Пути следования: Российские школьники о миграциях, эвакуациях и депортациях ХХ века
Шрифт:
Судя по записям в книжке, прабабушка прослужила в дивизионе до мая 1945 года. Демобилизована на основании закона Верховного Совета СССР от 23 мая 1945 года. А в разделе «Участие в походах» сделана важная запись: «Участвовала в боях за освобождение Минска».
Сухие строчки в разделе «Вещевое имущество» дает небольшое представление о фронтовом быте прабабушки. Выданы следующие вещи:
«Шапка (шлем) зимняя, берет, шинель, гимнастерка, шаровары ватные, полотенце, портянки зимние, перчатки теплые, трико, чулки, сапоги, ботинки, фуфайка, одеяло, ремень поясной, ранец (вещмешок).
Вооружение – винтовка № 1013, противогаз № 0094».
Запись в конце книжки: «73 отдельная зенитная артиллерийская бригада с 26.6.44 по 31.12.44».
Мало что известно мне о службе прабабушки в 1943 году. Сохранилась одна открытка. На ее лицевой стороне плакат времен Великой Отечественной войны: вражеский штык направлен против матери с ребенком. Под рисунком надпись: «Воин Красной армии, спаси!» Открытка датирована 20 марта 1943 года. Короткая весточка маме в деревню Лучкино из города Куйбышева, где располагалась учебная часть 313, в которой прабабушка служила, готовясь в радистки.
Среди
«… С питанием у нас во много раз улучшилось, а поэтому будем поправляться. Обо мне я прошу убедительно, не расстраивайся, береги себя и свое здоровье, не перегружай себя работой. Не жалей ничего для себя, готовь как можно лучше. Мамочка! Родная моя, скоро ли я дождусь твоего письма, хотя бы совсем маленькой записочки. Передавай привет всем нашим девочкам и соседям, моей крестнице, вернее, обеим крестницам. А пока, моя милая, крепко, крепко тебя целую. Остаюсь любящая тебя дочь Надя. 7 августа 1944 г.».
И во втором письме много строк посвящено заботе о матери. Прабабушка переживает, что ее мама собралась продавать корову, что жалуется на трудности. Прабабушка убеждает маму не торопиться продавать корову, не распродавать вещи – ведь предстоят еще трудные времена. Как в деревне жить без коровы?
Я искала в письмах хоть какие-то сведения о службе прабабушки, но об этом она писала скупо. Только во втором письме есть важные строки:
«Мамочка, ну, теперь как я провела праздники. Провела неплохо. Наше командование разрешило нам отпраздновать как следует, немного выпили, был черный баян, танцы, вспомнила дом, конечно, неплохо было бы в родной семье… Мамочка, за себя я пока не волнуюсь, сапоги новые, шинель… сменила на новую. И по службе дела хорошо пока что. Вот на 1 Мая „ефрейтор“ присвоили, и командование неплохо отзывается, вот посылаю заметку из газеты, почитай сама.

■ ■ ■

*Что сделать*:
A: Перепиши, пожалуйста, отрывок из текста о службе прабабушки между словами «Пути следования: Российские» и «поясной, ранец (вещмешок).» включительно, поставив «пилотка» вместо «берет».
B: Назови все населённые пункты, которые упоминаются в тексте о службе прабабушки.
C: Продолжи текст о службе прабабушки, начав сразу после его последней фразы.

(Данные о пространственной разметке)

■ ■ ■

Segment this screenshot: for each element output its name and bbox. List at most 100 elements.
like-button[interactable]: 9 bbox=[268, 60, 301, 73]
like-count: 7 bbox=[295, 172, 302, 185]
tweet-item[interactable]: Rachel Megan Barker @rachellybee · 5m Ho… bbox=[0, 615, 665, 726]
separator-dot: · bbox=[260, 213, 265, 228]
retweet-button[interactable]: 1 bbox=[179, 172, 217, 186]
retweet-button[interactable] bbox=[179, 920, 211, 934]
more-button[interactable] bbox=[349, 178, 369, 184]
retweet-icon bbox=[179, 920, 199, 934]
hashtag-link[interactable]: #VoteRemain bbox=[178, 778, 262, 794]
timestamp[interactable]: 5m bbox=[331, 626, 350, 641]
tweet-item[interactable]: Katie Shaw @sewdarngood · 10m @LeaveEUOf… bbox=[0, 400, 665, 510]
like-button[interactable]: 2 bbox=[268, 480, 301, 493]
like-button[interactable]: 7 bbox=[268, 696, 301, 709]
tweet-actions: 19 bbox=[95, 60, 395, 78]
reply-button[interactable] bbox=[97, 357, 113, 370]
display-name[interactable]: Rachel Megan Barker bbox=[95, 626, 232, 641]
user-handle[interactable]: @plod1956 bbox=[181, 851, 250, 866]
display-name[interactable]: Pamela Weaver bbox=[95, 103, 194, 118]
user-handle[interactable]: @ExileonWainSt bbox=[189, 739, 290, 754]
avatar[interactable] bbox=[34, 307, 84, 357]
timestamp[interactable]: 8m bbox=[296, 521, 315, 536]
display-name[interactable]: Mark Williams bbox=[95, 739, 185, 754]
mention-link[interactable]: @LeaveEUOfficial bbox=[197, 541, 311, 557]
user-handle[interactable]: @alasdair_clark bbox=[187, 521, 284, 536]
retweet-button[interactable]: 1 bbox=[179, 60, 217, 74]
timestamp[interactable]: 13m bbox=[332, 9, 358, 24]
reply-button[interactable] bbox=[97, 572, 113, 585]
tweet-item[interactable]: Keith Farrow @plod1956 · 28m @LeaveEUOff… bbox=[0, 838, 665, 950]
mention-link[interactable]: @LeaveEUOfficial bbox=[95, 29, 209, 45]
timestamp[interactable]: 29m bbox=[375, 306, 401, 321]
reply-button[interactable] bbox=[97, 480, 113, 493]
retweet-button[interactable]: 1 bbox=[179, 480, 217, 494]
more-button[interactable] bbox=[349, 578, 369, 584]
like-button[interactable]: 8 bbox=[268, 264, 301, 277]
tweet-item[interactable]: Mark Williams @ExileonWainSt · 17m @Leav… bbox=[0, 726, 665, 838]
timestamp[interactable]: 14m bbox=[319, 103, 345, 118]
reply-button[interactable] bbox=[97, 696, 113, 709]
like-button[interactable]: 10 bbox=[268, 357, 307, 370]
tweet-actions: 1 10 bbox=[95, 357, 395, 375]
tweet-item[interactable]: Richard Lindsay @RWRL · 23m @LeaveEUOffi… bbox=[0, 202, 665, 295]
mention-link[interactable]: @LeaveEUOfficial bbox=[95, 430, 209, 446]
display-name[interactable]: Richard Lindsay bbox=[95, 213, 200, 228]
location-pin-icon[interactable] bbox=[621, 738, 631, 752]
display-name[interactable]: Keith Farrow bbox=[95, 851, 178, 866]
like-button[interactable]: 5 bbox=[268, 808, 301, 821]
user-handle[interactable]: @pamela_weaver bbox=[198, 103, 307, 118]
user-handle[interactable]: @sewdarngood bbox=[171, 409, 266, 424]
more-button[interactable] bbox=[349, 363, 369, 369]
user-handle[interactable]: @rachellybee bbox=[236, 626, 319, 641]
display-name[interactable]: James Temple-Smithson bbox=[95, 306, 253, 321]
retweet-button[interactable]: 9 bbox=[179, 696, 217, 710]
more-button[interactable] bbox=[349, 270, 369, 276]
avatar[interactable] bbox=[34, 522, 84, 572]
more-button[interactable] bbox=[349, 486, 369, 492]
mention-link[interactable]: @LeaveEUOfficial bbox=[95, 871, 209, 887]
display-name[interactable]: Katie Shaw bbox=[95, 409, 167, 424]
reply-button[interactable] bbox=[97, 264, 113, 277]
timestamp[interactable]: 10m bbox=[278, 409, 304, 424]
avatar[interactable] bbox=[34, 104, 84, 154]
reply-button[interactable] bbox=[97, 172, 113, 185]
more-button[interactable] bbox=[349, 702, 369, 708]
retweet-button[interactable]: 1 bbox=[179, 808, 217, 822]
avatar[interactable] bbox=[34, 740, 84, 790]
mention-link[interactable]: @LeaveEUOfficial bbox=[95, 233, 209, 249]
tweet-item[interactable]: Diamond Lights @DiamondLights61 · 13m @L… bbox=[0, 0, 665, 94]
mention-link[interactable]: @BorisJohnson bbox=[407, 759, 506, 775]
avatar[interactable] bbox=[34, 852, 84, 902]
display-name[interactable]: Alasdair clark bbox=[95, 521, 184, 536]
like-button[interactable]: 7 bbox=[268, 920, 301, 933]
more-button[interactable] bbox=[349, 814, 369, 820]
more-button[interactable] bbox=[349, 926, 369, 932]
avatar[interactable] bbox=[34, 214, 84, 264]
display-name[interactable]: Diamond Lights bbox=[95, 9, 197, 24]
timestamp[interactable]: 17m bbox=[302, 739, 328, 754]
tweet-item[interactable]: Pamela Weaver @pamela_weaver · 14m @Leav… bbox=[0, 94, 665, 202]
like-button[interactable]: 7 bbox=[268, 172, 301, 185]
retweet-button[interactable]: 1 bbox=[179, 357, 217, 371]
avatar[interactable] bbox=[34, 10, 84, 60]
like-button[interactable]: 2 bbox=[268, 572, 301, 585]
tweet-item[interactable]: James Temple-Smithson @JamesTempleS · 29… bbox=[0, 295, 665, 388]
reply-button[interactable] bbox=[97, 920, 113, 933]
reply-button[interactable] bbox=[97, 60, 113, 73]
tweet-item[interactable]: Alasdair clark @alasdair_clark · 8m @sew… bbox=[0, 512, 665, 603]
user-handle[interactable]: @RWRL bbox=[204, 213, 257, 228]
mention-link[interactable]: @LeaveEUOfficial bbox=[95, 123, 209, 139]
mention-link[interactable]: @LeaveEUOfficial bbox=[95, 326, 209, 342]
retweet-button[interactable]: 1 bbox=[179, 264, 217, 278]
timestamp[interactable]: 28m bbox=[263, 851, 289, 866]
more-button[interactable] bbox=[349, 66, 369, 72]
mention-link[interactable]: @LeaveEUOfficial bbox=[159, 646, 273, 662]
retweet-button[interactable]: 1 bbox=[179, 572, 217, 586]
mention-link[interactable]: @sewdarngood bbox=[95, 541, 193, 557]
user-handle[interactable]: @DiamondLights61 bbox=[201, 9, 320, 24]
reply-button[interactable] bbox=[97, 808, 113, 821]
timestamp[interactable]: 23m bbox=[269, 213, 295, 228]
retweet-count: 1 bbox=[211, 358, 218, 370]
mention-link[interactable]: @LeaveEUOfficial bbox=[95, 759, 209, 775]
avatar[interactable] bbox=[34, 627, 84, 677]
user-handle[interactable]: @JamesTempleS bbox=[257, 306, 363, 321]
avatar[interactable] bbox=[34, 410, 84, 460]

■ ■ ■

*Решённые задачи*:
A:
Пути следования: Российские школьники о миграциях, эвакуациях и депортациях ХХ века
Шрифт:
Судя по записям в книжке, прабабушка прослужила в дивизионе до мая 1945 года. Демобилизована на основании закона Верховного Совета СССР от 23 мая 1945 года. А в разделе «Участие в походах» сделана важная запись: «Участвовала в боях за освобождение Минска».
Сухие строчки в разделе «Вещевое имущество» дает небольшое представление о фронтовом быте прабабушки. Выданы следующие вещи:
«Шапка (шлем) зимняя, пилотка, шинель, гимнастерка, шаровары ватные, полотенце, портянки зимние, перчатки теплые, трико, чулки, сапоги, ботинки, фуфайка, одеяло, ремень поясной, ранец (вещмешок).

B: Минск, деревня Лучкино, город Куйбышев.

C:
Мамочка, не расстраивайся, береги себя, береги здоровье, о встрече еще не теряю надежды, еще поживем, может быть, и мы счастливой своей родной семьей…»
Та небольшая заметка из фронтовой газеты, вложенная в письмо, сохранилась. Можно догадаться по отдельным буквам, как называлась газета: «На страже Родины». № 52. На первой странице напечатан приказ Верховного главнокомандующего об освобождении города-крепости Севастополя.
Но главное – заметка под рубрикой: «Делайте так, как они»:
«Пример для многих
Кто не знает в нашем подразделении радистку Шустову. Она отличается среди других своей опрятностью, чистотой, подтянутостью солдата. На ней всегда хорошо выглаженная гимнастерка с неизменным белоснежным воротничком, начищенные до блеска сапоги.
Внешний вид – показатель культуры, дисциплины. Это хорошо понимает тов. Шустова. Она не только показывает пример своим внешним видом, но и отличным поведением. Она дисциплинированна, точна и исполнительна.
– Где Шустова – там чистота и порядок, – говорят о ней бойцы и командиры подразделения.
Старшина А. Лазарева».
О службе прабабушки говорит и грамота, врученная ей в 1945 году «за отличную боевую подготовку и дисциплину». Подписана грамота командиром бригады полковником Корусовым.
А вот последняя запись в блокноте. Послевоенная.
«27/1-46
Жизнь в Лучкине. Пришла вечером, сильно устала.
28/1-46
Встаю утром, топится печка. Истопила, наносила воды, день прошел быстро…» И в послевоенные годы прабабушке жилось нелегко.
После войны она вышла замуж, но вскоре здоровье мужа пошатнулось, и в 1951 году он ушел из жизни, оставив на руках прабабушки четверых малолетних детей.
Чем только не приходилось ей заниматься: на кирпичном заводе работала по две смены подряд, санитаркой в больнице, в Радиотрансляционной сети—9 лет, уйдя на пенсию, трудилась еще 10 лет. Получила звание ветерана труда. Но она всегда справлялась с трудностями, подняла на ноги детей и вырастила из них достойных людей.
Закрываю Ленинградский блокнот прабабушки. Мне кажется, что я пережила вместе с ней ее трудные фронтовые дни.
Со мной остались ее воспоминания, этот блокнот, письма, написанные ее рукой, фотографии, на которых она молодая, улыбающаяся. Они всегда будут храниться в нашей семье.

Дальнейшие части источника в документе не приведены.